** Start Material provided **
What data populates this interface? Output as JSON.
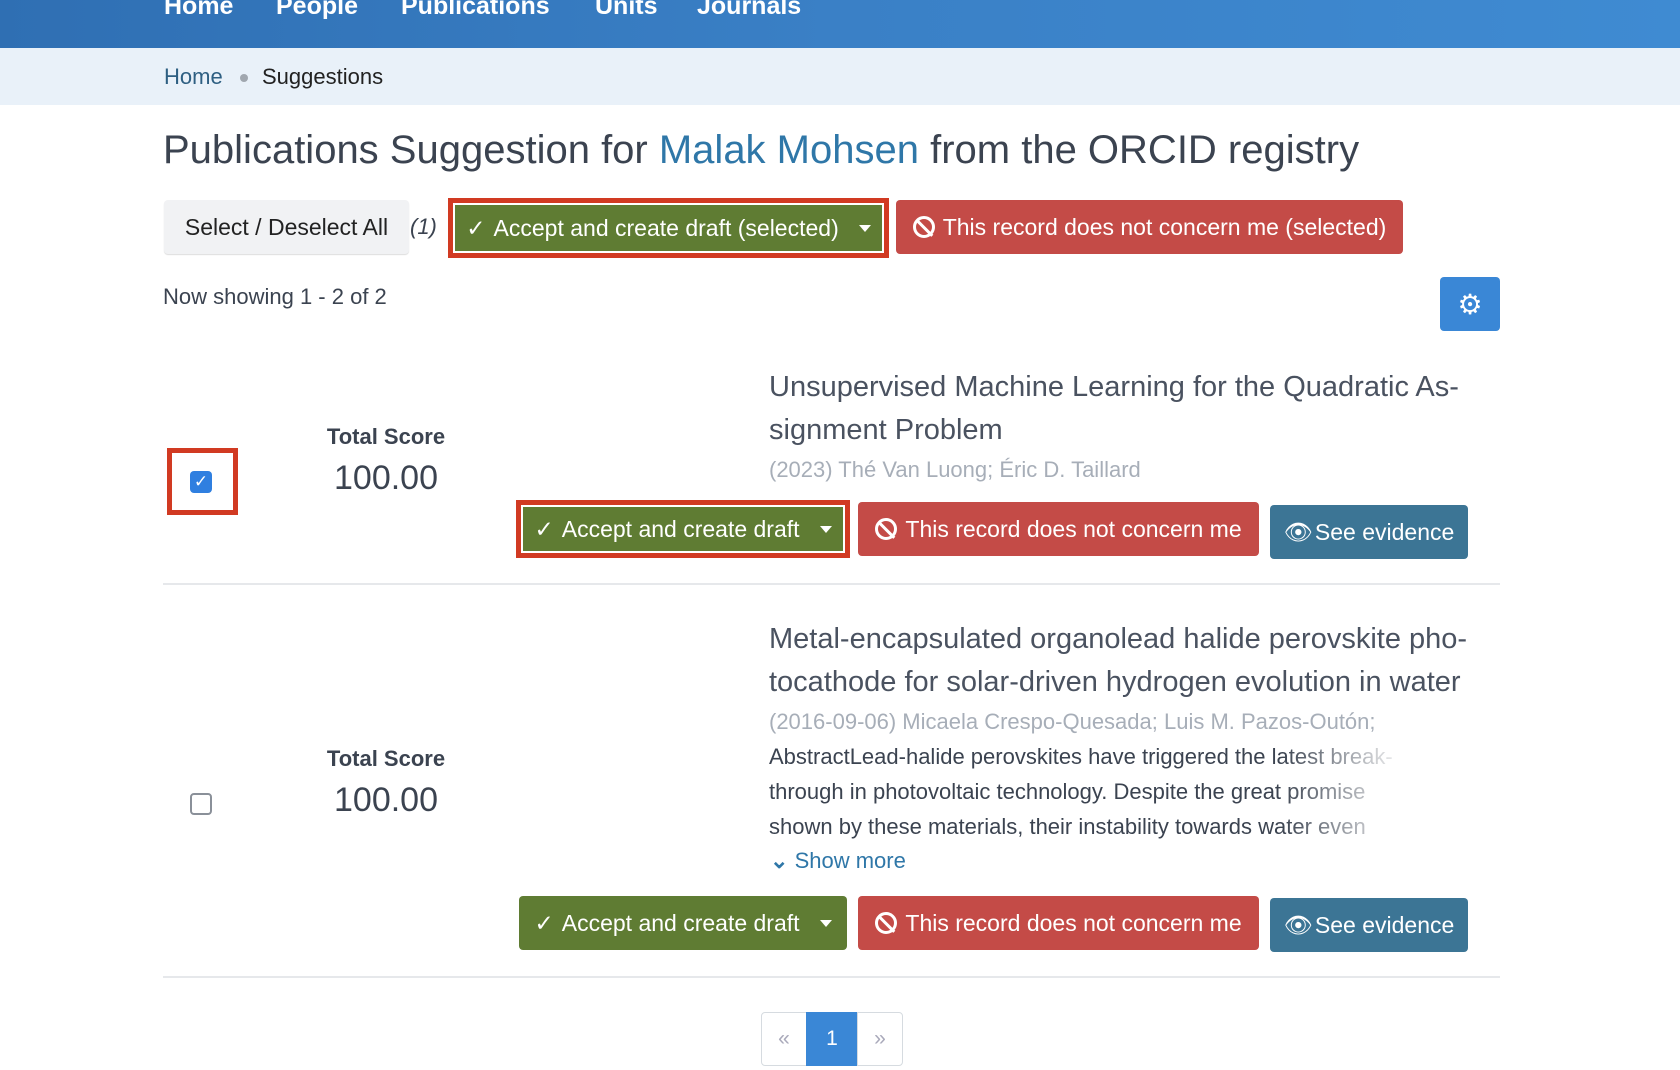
{
  "nav": {
    "items": [
      "Home",
      "People",
      "Publications",
      "Units",
      "Journals"
    ]
  },
  "breadcrumb": {
    "home": "Home",
    "current": "Suggestions"
  },
  "page": {
    "title_prefix": "Publications Suggestion for ",
    "person": "Malak Mohsen",
    "title_suffix": " from the ORCID registry"
  },
  "toolbar": {
    "select_all": "Select / Deselect All",
    "selected_count": "(1)",
    "accept_selected": "Accept and create draft (selected)",
    "reject_selected": "This record does not concern me (selected)"
  },
  "showing": "Now showing 1 - 2 of 2",
  "colors": {
    "accept": "#5f7c33",
    "reject": "#c44b47",
    "evidence": "#3c7595",
    "highlight": "#d13a22",
    "primary": "#3a87d6"
  },
  "suggestions": [
    {
      "checked": true,
      "score_label": "Total Score",
      "score": "100.00",
      "title_l1": "Unsupervised Machine Learning for the Quadratic As-",
      "title_l2": "signment Problem",
      "meta": "(2023) Thé Van Luong; Éric D. Taillard",
      "accept": "Accept and create draft",
      "reject": "This record does not concern me",
      "evidence": "See evidence"
    },
    {
      "checked": false,
      "score_label": "Total Score",
      "score": "100.00",
      "title_l1": "Metal-encapsulated organolead halide perovskite pho-",
      "title_l2": "tocathode for solar-driven hydrogen evolution in water",
      "meta": "(2016-09-06) Micaela Crespo-Quesada; Luis M. Pazos-Outón;",
      "abstract": [
        "AbstractLead-halide perovskites have triggered the latest break-",
        "through in photovoltaic technology. Despite the great promise",
        "shown by these materials, their instability towards water even"
      ],
      "show_more": "Show more",
      "accept": "Accept and create draft",
      "reject": "This record does not concern me",
      "evidence": "See evidence"
    }
  ],
  "pagination": {
    "prev": "«",
    "current": "1",
    "next": "»"
  }
}
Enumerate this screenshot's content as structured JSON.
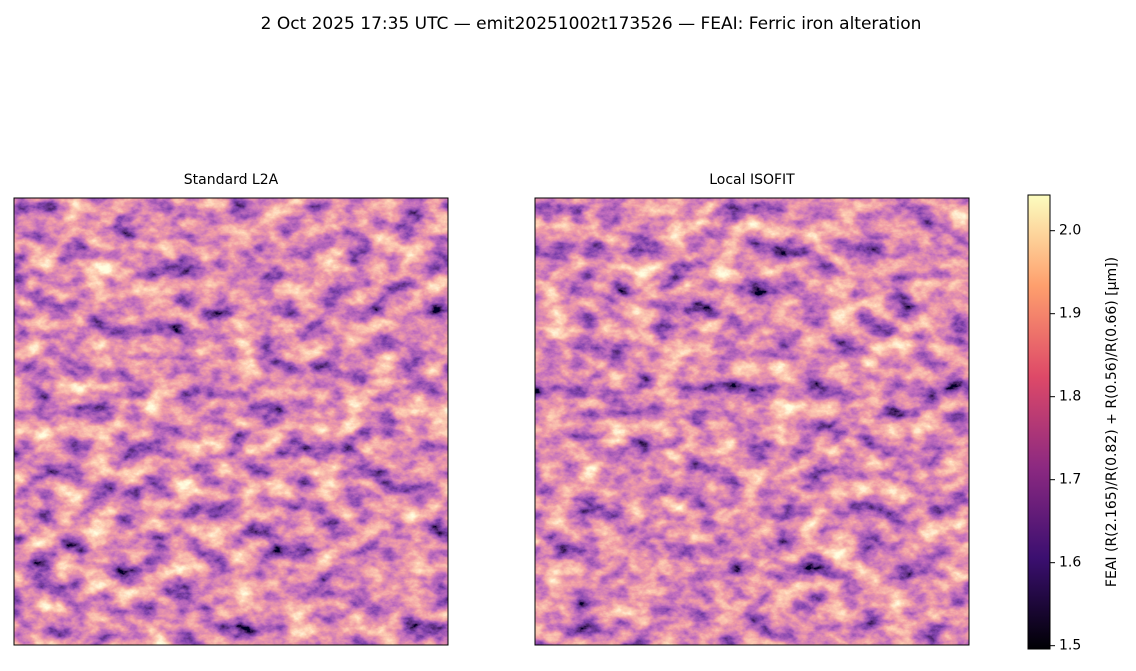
{
  "chart_data": {
    "type": "image",
    "title": "2 Oct 2025 17:35 UTC — emit20251002t173526 — FEAI: Ferric iron alteration",
    "panels": [
      {
        "title": "Standard L2A"
      },
      {
        "title": "Local ISOFIT"
      }
    ],
    "colormap": "magma",
    "colorbar": {
      "label": "FEAI  (R(2.165)/R(0.82) + R(0.56)/R(0.66)  [µm])",
      "ylim": [
        1.496,
        2.043
      ],
      "yticks": [
        1.5,
        1.6,
        1.7,
        1.8,
        1.9,
        {
          "value": 2,
          "label": "2.0"
        }
      ]
    }
  }
}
** End Material provided **
§ **Task objective**
Make a word-for-word copy of the entries, without any pictures.

§ **Solution for this exercise**
What data populates this interface? Output as JSON.
{
  "nav": {
    "items": [
      "Home",
      "People",
      "Publications",
      "Units",
      "Journals"
    ]
  },
  "breadcrumb": {
    "home": "Home",
    "current": "Suggestions"
  },
  "page": {
    "title_prefix": "Publications Suggestion for ",
    "person": "Malak Mohsen",
    "title_suffix": " from the ORCID registry"
  },
  "toolbar": {
    "select_all": "Select / Deselect All",
    "selected_count": "(1)",
    "accept_selected": "Accept and create draft (selected)",
    "reject_selected": "This record does not concern me (selected)"
  },
  "showing": "Now showing 1 - 2 of 2",
  "colors": {
    "accept": "#5f7c33",
    "reject": "#c44b47",
    "evidence": "#3c7595",
    "highlight": "#d13a22",
    "primary": "#3a87d6"
  },
  "suggestions": [
    {
      "checked": true,
      "score_label": "Total Score",
      "score": "100.00",
      "title_l1": "Unsupervised Machine Learning for the Quadratic As-",
      "title_l2": "signment Problem",
      "meta": "(2023) Thé Van Luong; Éric D. Taillard",
      "accept": "Accept and create draft",
      "reject": "This record does not concern me",
      "evidence": "See evidence"
    },
    {
      "checked": false,
      "score_label": "Total Score",
      "score": "100.00",
      "title_l1": "Metal-encapsulated organolead halide perovskite pho-",
      "title_l2": "tocathode for solar-driven hydrogen evolution in water",
      "meta": "(2016-09-06) Micaela Crespo-Quesada; Luis M. Pazos-Outón;",
      "abstract": [
        "AbstractLead-halide perovskites have triggered the latest break-",
        "through in photovoltaic technology. Despite the great promise",
        "shown by these materials, their instability towards water even"
      ],
      "show_more": "Show more",
      "accept": "Accept and create draft",
      "reject": "This record does not concern me",
      "evidence": "See evidence"
    }
  ],
  "pagination": {
    "prev": "«",
    "current": "1",
    "next": "»"
  }
}
Enumerate this screenshot's content as structured JSON.
{
  "chart_data": {
    "type": "image",
    "title": "2 Oct 2025 17:35 UTC — emit20251002t173526 — FEAI: Ferric iron alteration",
    "panels": [
      {
        "title": "Standard L2A"
      },
      {
        "title": "Local ISOFIT"
      }
    ],
    "colormap": "magma",
    "colorbar": {
      "label": "FEAI  (R(2.165)/R(0.82) + R(0.56)/R(0.66)  [µm])",
      "ylim": [
        1.496,
        2.043
      ],
      "yticks": [
        1.5,
        1.6,
        1.7,
        1.8,
        1.9,
        {
          "value": 2,
          "label": "2.0"
        }
      ]
    }
  }
}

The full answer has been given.